§ RECORDS FOR THIS EXERCISE:
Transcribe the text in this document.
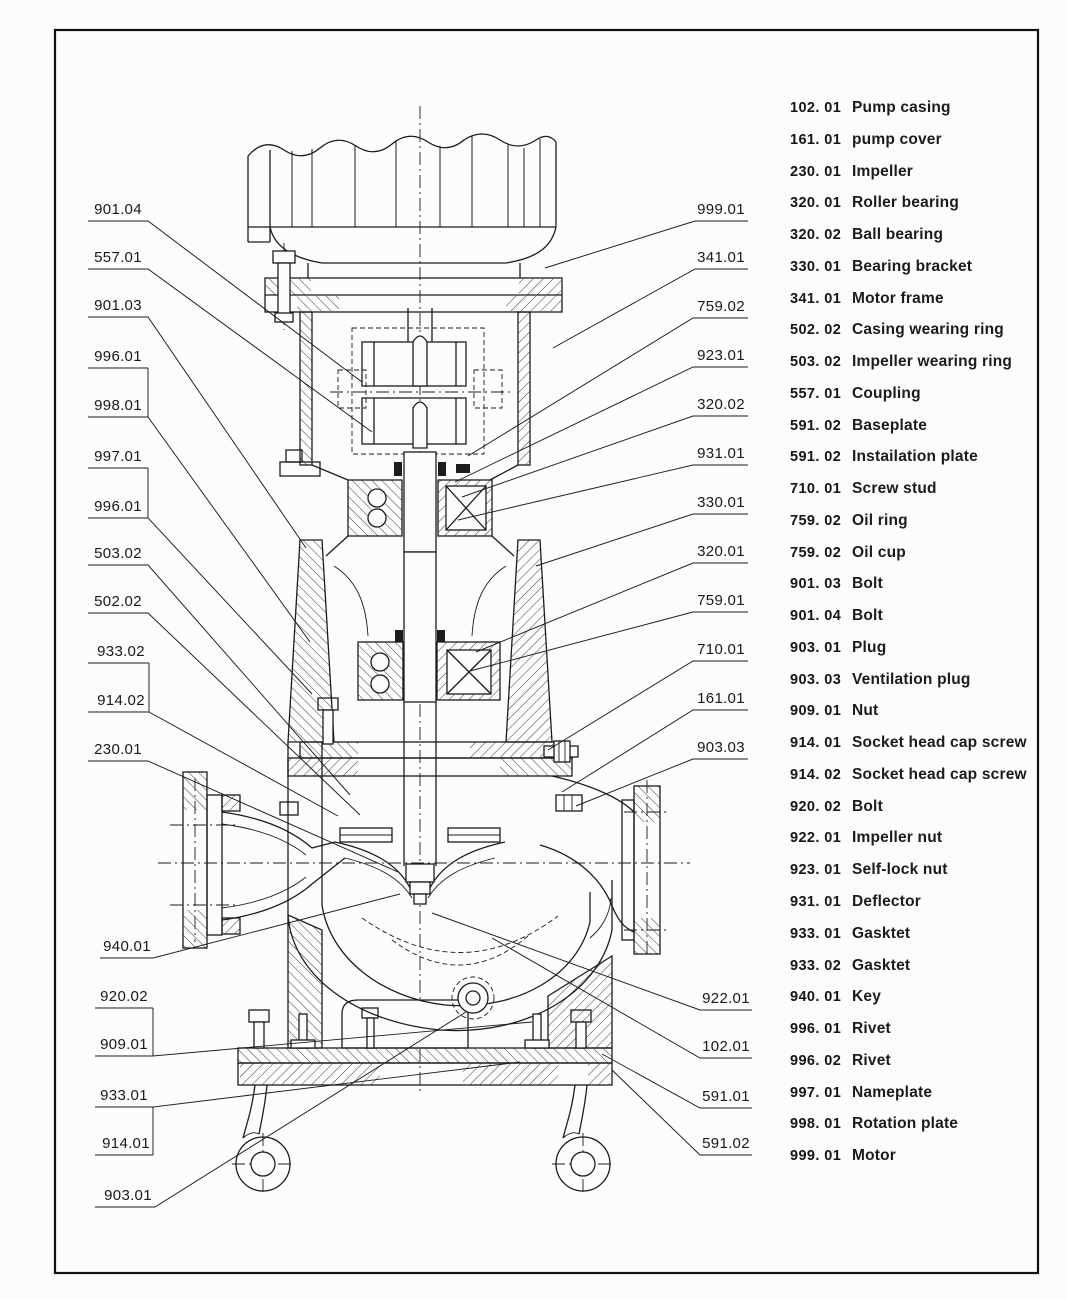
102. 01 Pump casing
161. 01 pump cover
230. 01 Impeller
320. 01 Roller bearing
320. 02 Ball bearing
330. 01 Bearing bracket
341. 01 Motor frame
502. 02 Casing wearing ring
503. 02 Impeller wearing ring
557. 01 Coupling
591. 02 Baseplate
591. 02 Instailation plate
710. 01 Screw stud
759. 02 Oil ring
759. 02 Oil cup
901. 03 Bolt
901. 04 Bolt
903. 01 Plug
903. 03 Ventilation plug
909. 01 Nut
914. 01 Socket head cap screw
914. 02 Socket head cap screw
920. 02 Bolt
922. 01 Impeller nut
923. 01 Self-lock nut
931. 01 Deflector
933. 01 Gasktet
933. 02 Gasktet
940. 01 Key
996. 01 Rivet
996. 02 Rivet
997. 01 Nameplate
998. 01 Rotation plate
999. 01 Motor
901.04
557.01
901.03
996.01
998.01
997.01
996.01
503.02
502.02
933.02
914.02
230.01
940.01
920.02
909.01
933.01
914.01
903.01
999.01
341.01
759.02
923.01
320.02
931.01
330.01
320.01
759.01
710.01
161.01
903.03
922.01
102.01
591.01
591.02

§ GOAL:
Reproduce the entries exactly. Do not carry over any picture.

§ REPLY:
Transcribe the text in this document.
102. 01 Pump casing
161. 01 pump cover
230. 01 Impeller
320. 01 Roller bearing
320. 02 Ball bearing
330. 01 Bearing bracket
341. 01 Motor frame
502. 02 Casing wearing ring
503. 02 Impeller wearing ring
557. 01 Coupling
591. 02 Baseplate
591. 02 Instailation plate
710. 01 Screw stud
759. 02 Oil ring
759. 02 Oil cup
901. 03 Bolt
901. 04 Bolt
903. 01 Plug
903. 03 Ventilation plug
909. 01 Nut
914. 01 Socket head cap screw
914. 02 Socket head cap screw
920. 02 Bolt
922. 01 Impeller nut
923. 01 Self-lock nut
931. 01 Deflector
933. 01 Gasktet
933. 02 Gasktet
940. 01 Key
996. 01 Rivet
996. 02 Rivet
997. 01 Nameplate
998. 01 Rotation plate
999. 01 Motor
901.04
557.01
901.03
996.01
998.01
997.01
996.01
503.02
502.02
933.02
914.02
230.01
940.01
920.02
909.01
933.01
914.01
903.01
999.01
341.01
759.02
923.01
320.02
931.01
330.01
320.01
759.01
710.01
161.01
903.03
922.01
102.01
591.01
591.02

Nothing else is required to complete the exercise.